*TASK DETAILS*. Identify all lines in the data containing the string "reduction". Copy them out.

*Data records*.
_ _ _

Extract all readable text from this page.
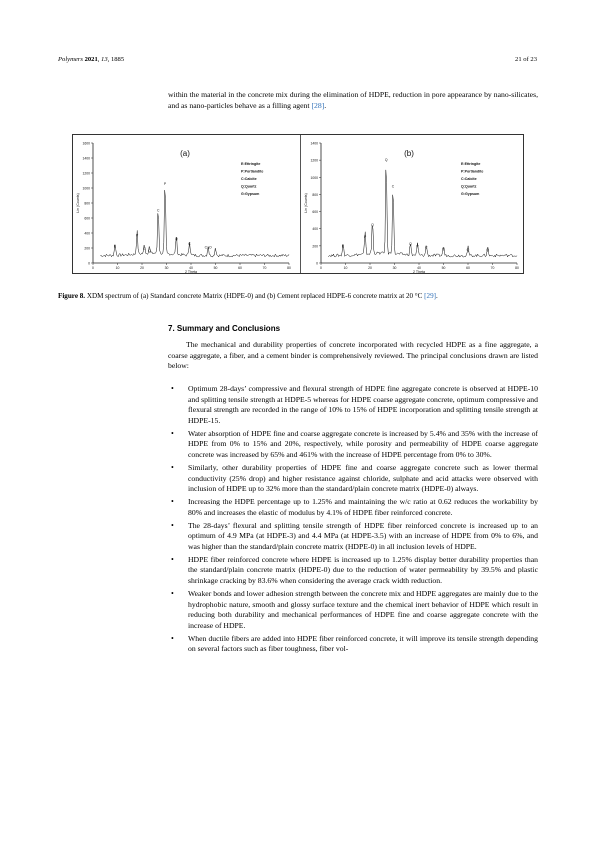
Polymers 2021, 13, 1885	21 of 23

within the material in the concrete mix during the elimination of HDPE, reduction in pore appearance by nano-silicates, and as nano-particles behave as a filling agent [28].

1600
1400
1200
1000
800
600
400
200
0
0	10	20	30	40	50	60	70	80
2 Theta
Lin (Counts)
E
P
G
Q
C
P
Q
C
CaO
(a)
E:Ettringite
P:Portlandite
C:Calcite
Q:Quartz
G:Gypsum
1400
1200
1000
800
600
400
200
0
0	10	20	30	40	50	60	70	80
2 Theta
Lin (Counts)
E
P
Q
Q
C
Q
P C	Q	Q	Q
(b)
E:Ettringite
P:Portlandite
C:Calcite
Q:Quartz
G:Gypsum
Figure 8. XDM spectrum of (a) Standard concrete Matrix (HDPE-0) and (b) Cement replaced HDPE-6 concrete matrix at 20 °C [29].
7. Summary and Conclusions

The mechanical and durability properties of concrete incorporated with recycled HDPE as a fine aggregate, a coarse aggregate, a fiber, and a cement binder is comprehensively reviewed. The principal conclusions drawn are listed below:

• Optimum 28-days’ compressive and flexural strength of HDPE fine aggregate concrete is observed at HDPE-10 and splitting tensile strength at HDPE-5 whereas for HDPE coarse aggregate concrete, optimum compressive and flexural strength are recorded in the range of 10% to 15% of HDPE incorporation and splitting tensile strength at HDPE-15.
• Water absorption of HDPE fine and coarse aggregate concrete is increased by 5.4% and 35% with the increase of HDPE from 0% to 15% and 20%, respectively, while porosity and permeability of HDPE coarse aggregate concrete was increased by 65% and 461% with the increase of HDPE percentage from 0% to 30%.
• Similarly, other durability properties of HDPE fine and coarse aggregate concrete such as lower thermal conductivity (25% drop) and higher resistance against chloride, sulphate and acid attacks were observed with inclusion of HDPE up to 32% more than the standard/plain concrete matrix (HDPE-0) always.
• Increasing the HDPE percentage up to 1.25% and maintaining the w/c ratio at 0.62 reduces the workability by 80% and increases the elastic of modulus by 4.1% of HDPE fiber reinforced concrete.
• The 28-days’ flexural and splitting tensile strength of HDPE fiber reinforced concrete is increased up to an optimum of 4.9 MPa (at HDPE-3) and 4.4 MPa (at HDPE-3.5) with an increase of HDPE from 0% to 6%, and was higher than the standard/plain concrete matrix (HDPE-0) in all inclusion levels of HDPE.
• HDPE fiber reinforced concrete where HDPE is increased up to 1.25% display better durability properties than the standard/plain concrete matrix (HDPE-0) due to the reduction of water permeability by 39.5% and plastic shrinkage cracking by 83.6% when considering the average crack width reduction.
• Weaker bonds and lower adhesion strength between the concrete mix and HDPE aggregates are mainly due to the hydrophobic nature, smooth and glossy surface texture and the chemical inert behavior of HDPE which result in reducing both durability and mechanical performances of HDPE fine and coarse aggregate concrete with the increase of HDPE.
• When ductile fibers are added into HDPE fiber reinforced concrete, it will improve its tensile strength depending on several factors such as fiber toughness, fiber vol-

_ _ _

*WRITTEN RESPONSE*.
within the material in the concrete mix during the elimination of HDPE, reduction in pore appearance by nano-silicates, and as nano-particles behave as a filling agent [28].
• HDPE fiber reinforced concrete where HDPE is increased up to 1.25% display better durability properties than the standard/plain concrete matrix (HDPE-0) due to the reduction of water permeability by 39.5% and plastic shrinkage cracking by 83.6% when considering the average crack width reduction.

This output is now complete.